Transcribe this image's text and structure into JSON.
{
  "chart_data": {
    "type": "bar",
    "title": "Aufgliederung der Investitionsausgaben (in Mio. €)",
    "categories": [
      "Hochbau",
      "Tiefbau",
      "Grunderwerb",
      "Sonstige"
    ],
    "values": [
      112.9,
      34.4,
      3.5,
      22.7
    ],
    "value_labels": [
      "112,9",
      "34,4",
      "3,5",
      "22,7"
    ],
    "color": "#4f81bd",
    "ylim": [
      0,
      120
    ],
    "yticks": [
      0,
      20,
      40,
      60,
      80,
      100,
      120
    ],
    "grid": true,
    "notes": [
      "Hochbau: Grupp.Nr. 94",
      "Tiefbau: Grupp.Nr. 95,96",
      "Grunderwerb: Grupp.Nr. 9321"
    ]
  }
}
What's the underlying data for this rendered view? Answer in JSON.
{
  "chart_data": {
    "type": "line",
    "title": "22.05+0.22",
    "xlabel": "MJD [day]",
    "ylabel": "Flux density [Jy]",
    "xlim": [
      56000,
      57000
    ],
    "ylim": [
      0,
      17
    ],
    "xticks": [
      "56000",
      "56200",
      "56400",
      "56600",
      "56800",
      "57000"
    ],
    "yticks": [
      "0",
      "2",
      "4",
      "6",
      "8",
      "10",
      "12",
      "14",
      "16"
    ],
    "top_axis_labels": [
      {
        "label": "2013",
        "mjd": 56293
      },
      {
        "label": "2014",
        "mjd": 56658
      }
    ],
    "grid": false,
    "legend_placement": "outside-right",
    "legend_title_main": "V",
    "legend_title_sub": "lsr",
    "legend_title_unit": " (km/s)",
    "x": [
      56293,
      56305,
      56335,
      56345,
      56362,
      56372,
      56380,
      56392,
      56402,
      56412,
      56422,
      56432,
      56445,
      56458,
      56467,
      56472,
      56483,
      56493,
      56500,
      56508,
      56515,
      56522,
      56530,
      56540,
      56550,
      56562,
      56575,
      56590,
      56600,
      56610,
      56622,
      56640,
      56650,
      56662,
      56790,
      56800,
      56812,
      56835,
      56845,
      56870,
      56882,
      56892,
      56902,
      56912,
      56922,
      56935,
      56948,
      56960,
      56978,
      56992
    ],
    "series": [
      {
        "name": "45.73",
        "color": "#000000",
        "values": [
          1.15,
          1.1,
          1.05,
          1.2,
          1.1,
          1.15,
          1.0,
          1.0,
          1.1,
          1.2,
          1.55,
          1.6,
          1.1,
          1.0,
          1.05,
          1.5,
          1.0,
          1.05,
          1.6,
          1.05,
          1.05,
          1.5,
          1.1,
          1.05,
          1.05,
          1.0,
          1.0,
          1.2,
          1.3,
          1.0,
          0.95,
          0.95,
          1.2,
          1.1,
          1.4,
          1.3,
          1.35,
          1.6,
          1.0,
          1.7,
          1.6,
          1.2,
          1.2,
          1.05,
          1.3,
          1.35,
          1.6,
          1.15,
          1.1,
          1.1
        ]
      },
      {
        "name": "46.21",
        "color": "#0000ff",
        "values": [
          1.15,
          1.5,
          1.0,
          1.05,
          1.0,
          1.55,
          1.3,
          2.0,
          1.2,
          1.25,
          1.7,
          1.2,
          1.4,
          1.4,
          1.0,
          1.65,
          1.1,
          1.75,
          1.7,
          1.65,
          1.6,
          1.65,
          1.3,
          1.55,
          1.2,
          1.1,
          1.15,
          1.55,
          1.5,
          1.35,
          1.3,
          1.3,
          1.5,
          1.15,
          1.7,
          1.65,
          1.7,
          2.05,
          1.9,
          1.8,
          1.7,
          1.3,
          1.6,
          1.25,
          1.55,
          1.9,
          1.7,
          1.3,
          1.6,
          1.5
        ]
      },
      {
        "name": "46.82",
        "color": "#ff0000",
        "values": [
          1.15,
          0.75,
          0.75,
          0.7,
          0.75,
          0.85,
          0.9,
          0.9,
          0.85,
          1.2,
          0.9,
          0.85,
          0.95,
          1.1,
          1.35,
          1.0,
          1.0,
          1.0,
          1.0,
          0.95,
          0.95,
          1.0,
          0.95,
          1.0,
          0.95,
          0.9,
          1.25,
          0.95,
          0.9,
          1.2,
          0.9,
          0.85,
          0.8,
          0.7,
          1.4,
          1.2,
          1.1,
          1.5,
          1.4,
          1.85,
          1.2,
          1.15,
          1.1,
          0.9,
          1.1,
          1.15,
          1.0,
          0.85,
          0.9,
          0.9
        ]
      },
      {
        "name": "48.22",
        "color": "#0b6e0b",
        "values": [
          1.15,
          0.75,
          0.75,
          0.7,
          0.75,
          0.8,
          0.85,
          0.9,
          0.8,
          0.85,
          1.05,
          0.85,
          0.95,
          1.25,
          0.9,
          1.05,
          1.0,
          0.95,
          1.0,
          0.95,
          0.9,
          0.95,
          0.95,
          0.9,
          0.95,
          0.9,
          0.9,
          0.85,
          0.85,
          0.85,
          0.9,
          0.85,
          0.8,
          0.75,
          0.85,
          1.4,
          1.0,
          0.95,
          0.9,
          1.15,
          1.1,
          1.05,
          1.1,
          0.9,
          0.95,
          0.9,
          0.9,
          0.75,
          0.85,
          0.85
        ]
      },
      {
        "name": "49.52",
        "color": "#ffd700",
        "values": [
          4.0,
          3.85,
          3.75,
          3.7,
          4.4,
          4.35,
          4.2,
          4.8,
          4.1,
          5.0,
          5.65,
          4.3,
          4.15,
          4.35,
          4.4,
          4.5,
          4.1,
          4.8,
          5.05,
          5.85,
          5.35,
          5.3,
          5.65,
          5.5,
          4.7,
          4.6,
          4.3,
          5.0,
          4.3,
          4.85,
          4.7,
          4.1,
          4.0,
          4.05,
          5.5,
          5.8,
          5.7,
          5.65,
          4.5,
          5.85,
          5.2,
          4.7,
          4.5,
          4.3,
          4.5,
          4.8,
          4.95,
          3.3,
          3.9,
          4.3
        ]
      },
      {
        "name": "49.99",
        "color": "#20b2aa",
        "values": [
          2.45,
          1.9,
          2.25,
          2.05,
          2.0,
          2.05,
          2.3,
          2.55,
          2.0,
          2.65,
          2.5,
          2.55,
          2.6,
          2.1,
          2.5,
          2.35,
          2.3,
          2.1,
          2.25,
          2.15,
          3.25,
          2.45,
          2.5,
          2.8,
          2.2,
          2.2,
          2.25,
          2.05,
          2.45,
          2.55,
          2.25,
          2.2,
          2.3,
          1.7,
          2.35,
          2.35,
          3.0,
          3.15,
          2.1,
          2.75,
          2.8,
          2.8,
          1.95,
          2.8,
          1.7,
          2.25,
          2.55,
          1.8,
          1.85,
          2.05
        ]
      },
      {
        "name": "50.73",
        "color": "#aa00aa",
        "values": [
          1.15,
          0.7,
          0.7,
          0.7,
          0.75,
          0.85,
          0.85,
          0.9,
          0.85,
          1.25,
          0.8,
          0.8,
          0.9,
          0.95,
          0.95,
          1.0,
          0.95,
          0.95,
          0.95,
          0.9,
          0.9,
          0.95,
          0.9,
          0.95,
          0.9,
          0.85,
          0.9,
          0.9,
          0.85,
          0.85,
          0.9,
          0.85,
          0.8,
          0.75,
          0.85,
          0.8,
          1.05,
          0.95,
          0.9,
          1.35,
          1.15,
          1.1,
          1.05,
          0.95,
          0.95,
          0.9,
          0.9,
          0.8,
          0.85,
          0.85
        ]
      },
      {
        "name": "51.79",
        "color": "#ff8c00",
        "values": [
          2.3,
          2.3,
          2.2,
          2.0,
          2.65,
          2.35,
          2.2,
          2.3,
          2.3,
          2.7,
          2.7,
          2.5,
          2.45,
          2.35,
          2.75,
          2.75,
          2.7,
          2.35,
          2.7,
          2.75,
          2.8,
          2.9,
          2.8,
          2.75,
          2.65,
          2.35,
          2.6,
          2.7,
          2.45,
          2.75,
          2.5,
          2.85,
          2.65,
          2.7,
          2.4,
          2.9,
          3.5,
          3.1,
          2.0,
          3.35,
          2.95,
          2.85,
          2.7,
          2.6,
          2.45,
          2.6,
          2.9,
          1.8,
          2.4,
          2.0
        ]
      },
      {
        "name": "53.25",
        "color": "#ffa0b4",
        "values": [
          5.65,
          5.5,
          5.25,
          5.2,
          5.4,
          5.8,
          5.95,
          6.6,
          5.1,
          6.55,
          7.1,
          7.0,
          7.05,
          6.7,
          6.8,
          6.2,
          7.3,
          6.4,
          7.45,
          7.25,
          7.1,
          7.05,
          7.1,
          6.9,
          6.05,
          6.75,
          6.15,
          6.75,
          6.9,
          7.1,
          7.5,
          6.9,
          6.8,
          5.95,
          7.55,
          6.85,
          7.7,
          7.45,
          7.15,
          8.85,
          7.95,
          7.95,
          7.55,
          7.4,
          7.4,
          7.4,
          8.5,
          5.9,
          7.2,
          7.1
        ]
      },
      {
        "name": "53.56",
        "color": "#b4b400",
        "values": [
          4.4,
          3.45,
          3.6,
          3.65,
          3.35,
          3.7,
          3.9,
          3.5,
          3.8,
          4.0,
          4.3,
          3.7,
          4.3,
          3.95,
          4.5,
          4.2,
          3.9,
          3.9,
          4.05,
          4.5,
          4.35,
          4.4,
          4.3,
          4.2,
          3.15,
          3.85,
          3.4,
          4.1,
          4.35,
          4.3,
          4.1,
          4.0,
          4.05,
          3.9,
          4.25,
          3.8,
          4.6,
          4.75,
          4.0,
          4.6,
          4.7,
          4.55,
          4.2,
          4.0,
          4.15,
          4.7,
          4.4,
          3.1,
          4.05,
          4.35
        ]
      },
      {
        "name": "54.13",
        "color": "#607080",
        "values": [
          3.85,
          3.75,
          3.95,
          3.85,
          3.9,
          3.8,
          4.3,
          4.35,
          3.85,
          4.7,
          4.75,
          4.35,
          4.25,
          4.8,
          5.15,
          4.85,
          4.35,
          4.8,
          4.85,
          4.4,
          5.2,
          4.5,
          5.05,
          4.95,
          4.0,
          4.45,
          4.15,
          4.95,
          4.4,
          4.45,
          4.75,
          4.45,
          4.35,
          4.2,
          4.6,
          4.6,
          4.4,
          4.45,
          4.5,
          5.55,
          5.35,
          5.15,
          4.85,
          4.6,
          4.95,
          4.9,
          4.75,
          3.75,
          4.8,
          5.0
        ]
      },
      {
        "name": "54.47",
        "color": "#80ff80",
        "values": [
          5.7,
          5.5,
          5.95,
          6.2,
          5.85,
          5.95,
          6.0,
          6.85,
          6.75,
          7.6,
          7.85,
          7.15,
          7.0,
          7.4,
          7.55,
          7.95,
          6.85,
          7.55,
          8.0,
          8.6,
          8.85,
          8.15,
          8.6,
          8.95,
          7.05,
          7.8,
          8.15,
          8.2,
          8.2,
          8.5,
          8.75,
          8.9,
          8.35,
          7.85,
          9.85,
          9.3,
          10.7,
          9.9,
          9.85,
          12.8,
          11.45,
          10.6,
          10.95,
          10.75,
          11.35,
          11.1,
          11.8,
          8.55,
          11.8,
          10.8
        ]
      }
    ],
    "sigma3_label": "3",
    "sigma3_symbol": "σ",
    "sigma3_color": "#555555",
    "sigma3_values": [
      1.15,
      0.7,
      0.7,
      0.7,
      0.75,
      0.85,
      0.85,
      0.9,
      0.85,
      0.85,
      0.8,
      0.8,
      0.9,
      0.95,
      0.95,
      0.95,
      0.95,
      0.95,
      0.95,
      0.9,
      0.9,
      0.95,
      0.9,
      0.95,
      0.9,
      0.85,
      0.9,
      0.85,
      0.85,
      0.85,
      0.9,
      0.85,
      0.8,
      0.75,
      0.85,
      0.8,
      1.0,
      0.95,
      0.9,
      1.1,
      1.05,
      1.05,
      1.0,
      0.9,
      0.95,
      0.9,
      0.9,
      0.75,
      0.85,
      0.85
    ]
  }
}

* JOB:
In the listing above, locate each line with "JSON" and copy it.

* TASK RESULT:
Transcribe this image's text and structure into JSON.
What's the underlying data for this rendered view? Answer in JSON.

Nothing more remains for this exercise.